[Collection entries]
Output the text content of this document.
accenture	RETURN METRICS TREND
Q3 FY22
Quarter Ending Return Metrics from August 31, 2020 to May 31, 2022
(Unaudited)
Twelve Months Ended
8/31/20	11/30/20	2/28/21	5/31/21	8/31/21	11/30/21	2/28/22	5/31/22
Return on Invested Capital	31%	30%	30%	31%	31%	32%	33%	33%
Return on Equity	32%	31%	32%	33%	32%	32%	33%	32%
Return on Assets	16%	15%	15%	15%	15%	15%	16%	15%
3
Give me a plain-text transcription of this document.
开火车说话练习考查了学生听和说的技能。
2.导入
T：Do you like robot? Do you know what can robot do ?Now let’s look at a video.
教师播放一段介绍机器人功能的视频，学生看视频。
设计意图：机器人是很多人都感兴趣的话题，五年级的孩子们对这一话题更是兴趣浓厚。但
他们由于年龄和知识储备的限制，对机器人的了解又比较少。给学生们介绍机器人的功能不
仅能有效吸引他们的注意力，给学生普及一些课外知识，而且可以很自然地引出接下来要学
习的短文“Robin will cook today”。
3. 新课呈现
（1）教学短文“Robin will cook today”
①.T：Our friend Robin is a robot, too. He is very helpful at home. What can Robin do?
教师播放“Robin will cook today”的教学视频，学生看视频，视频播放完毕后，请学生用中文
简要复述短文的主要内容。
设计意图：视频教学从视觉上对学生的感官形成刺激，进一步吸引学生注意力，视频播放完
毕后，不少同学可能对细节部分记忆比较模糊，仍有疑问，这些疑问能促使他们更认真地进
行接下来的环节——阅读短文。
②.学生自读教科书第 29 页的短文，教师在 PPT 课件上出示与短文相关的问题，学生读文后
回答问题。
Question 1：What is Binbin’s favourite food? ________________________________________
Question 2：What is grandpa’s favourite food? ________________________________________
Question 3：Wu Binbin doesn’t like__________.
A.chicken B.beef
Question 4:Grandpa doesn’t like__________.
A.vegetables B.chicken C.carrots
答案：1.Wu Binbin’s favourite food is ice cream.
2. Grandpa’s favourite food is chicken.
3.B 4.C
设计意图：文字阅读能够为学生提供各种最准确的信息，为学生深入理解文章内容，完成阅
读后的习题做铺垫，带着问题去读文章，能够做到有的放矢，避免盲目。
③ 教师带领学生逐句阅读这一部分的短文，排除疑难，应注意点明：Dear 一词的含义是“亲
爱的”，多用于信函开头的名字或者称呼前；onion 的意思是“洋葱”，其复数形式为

TASK PROMPT — Extract all of the data shown above without alteration.

REPLY —
Output the text content of this document.
accenture	RETURN METRICS TREND
Q3 FY22
Quarter Ending Return Metrics from August 31, 2020 to May 31, 2022
(Unaudited)
Twelve Months Ended
8/31/20	11/30/20	2/28/21	5/31/21	8/31/21	11/30/21	2/28/22	5/31/22
Return on Invested Capital	31%	30%	30%	31%	31%	32%	33%	33%
Return on Equity	32%	31%	32%	33%	32%	32%	33%	32%
Return on Assets	16%	15%	15%	15%	15%	15%	16%	15%
3
Give me a plain-text transcription of this document.
开火车说话练习考查了学生听和说的技能。
2.导入
T：Do you like robot? Do you know what can robot do ?Now let’s look at a video.
教师播放一段介绍机器人功能的视频，学生看视频。
设计意图：机器人是很多人都感兴趣的话题，五年级的孩子们对这一话题更是兴趣浓厚。但
他们由于年龄和知识储备的限制，对机器人的了解又比较少。给学生们介绍机器人的功能不
仅能有效吸引他们的注意力，给学生普及一些课外知识，而且可以很自然地引出接下来要学
习的短文“Robin will cook today”。
3. 新课呈现
（1）教学短文“Robin will cook today”
①.T：Our friend Robin is a robot, too. He is very helpful at home. What can Robin do?
教师播放“Robin will cook today”的教学视频，学生看视频，视频播放完毕后，请学生用中文
简要复述短文的主要内容。
设计意图：视频教学从视觉上对学生的感官形成刺激，进一步吸引学生注意力，视频播放完
毕后，不少同学可能对细节部分记忆比较模糊，仍有疑问，这些疑问能促使他们更认真地进
行接下来的环节——阅读短文。
②.学生自读教科书第 29 页的短文，教师在 PPT 课件上出示与短文相关的问题，学生读文后
回答问题。
Question 1：What is Binbin’s favourite food? ________________________________________
Question 2：What is grandpa’s favourite food? ________________________________________
Question 3：Wu Binbin doesn’t like__________.
A.chicken B.beef
Question 4:Grandpa doesn’t like__________.
A.vegetables B.chicken C.carrots
答案：1.Wu Binbin’s favourite food is ice cream.
2. Grandpa’s favourite food is chicken.
3.B 4.C
设计意图：文字阅读能够为学生提供各种最准确的信息，为学生深入理解文章内容，完成阅
读后的习题做铺垫，带着问题去读文章，能够做到有的放矢，避免盲目。
③ 教师带领学生逐句阅读这一部分的短文，排除疑难，应注意点明：Dear 一词的含义是“亲
爱的”，多用于信函开头的名字或者称呼前；onion 的意思是“洋葱”，其复数形式为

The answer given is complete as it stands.